Without omitting anything, return the records precisely as given.

(Source data)
┌────────
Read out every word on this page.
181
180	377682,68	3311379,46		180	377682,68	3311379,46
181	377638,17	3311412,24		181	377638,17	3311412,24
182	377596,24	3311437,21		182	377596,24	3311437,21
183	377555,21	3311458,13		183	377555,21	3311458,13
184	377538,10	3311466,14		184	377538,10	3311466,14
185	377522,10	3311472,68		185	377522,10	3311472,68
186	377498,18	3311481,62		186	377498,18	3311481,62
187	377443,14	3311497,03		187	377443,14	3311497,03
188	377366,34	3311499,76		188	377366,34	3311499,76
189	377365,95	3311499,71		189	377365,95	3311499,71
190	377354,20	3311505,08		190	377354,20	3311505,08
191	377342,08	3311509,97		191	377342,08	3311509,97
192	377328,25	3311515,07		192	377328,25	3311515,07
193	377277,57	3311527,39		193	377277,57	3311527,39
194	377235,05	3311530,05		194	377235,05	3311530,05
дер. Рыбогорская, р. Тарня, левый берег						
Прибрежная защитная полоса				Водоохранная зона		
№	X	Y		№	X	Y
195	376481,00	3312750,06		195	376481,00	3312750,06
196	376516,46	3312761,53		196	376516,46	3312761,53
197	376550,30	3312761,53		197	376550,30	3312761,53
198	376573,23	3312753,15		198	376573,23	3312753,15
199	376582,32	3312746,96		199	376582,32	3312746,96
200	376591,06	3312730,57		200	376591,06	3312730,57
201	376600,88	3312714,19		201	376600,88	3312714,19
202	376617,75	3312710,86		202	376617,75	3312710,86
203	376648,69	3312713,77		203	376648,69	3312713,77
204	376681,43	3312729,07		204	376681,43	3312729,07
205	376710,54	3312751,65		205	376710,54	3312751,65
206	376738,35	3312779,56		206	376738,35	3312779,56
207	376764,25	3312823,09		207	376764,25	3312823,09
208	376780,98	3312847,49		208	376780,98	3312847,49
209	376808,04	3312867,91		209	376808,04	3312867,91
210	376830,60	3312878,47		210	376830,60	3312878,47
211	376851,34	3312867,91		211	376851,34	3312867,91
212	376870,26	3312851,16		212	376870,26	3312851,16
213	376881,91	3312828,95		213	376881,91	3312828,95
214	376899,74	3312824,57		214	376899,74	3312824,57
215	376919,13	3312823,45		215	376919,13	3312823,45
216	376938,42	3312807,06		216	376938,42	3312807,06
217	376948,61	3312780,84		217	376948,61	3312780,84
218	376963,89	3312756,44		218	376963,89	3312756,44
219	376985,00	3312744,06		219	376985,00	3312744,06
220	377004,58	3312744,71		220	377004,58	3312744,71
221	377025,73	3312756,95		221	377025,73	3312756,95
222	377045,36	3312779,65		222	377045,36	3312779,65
└────────
* Answer for this exercise *
Read out every word on this page.
181
180	377682,68	3311379,46		180	377682,68	3311379,46
181	377638,17	3311412,24		181	377638,17	3311412,24
182	377596,24	3311437,21		182	377596,24	3311437,21
183	377555,21	3311458,13		183	377555,21	3311458,13
184	377538,10	3311466,14		184	377538,10	3311466,14
185	377522,10	3311472,68		185	377522,10	3311472,68
186	377498,18	3311481,62		186	377498,18	3311481,62
187	377443,14	3311497,03		187	377443,14	3311497,03
188	377366,34	3311499,76		188	377366,34	3311499,76
189	377365,95	3311499,71		189	377365,95	3311499,71
190	377354,20	3311505,08		190	377354,20	3311505,08
191	377342,08	3311509,97		191	377342,08	3311509,97
192	377328,25	3311515,07		192	377328,25	3311515,07
193	377277,57	3311527,39		193	377277,57	3311527,39
194	377235,05	3311530,05		194	377235,05	3311530,05
дер. Рыбогорская, р. Тарня, левый берег						
Прибрежная защитная полоса				Водоохранная зона		
№	X	Y		№	X	Y
195	376481,00	3312750,06		195	376481,00	3312750,06
196	376516,46	3312761,53		196	376516,46	3312761,53
197	376550,30	3312761,53		197	376550,30	3312761,53
198	376573,23	3312753,15		198	376573,23	3312753,15
199	376582,32	3312746,96		199	376582,32	3312746,96
200	376591,06	3312730,57		200	376591,06	3312730,57
201	376600,88	3312714,19		201	376600,88	3312714,19
202	376617,75	3312710,86		202	376617,75	3312710,86
203	376648,69	3312713,77		203	376648,69	3312713,77
204	376681,43	3312729,07		204	376681,43	3312729,07
205	376710,54	3312751,65		205	376710,54	3312751,65
206	376738,35	3312779,56		206	376738,35	3312779,56
207	376764,25	3312823,09		207	376764,25	3312823,09
208	376780,98	3312847,49		208	376780,98	3312847,49
209	376808,04	3312867,91		209	376808,04	3312867,91
210	376830,60	3312878,47		210	376830,60	3312878,47
211	376851,34	3312867,91		211	376851,34	3312867,91
212	376870,26	3312851,16		212	376870,26	3312851,16
213	376881,91	3312828,95		213	376881,91	3312828,95
214	376899,74	3312824,57		214	376899,74	3312824,57
215	376919,13	3312823,45		215	376919,13	3312823,45
216	376938,42	3312807,06		216	376938,42	3312807,06
217	376948,61	3312780,84		217	376948,61	3312780,84
218	376963,89	3312756,44		218	376963,89	3312756,44
219	376985,00	3312744,06		219	376985,00	3312744,06
220	377004,58	3312744,71		220	377004,58	3312744,71
221	377025,73	3312756,95		221	377025,73	3312756,95
222	377045,36	3312779,65		222	377045,36	3312779,65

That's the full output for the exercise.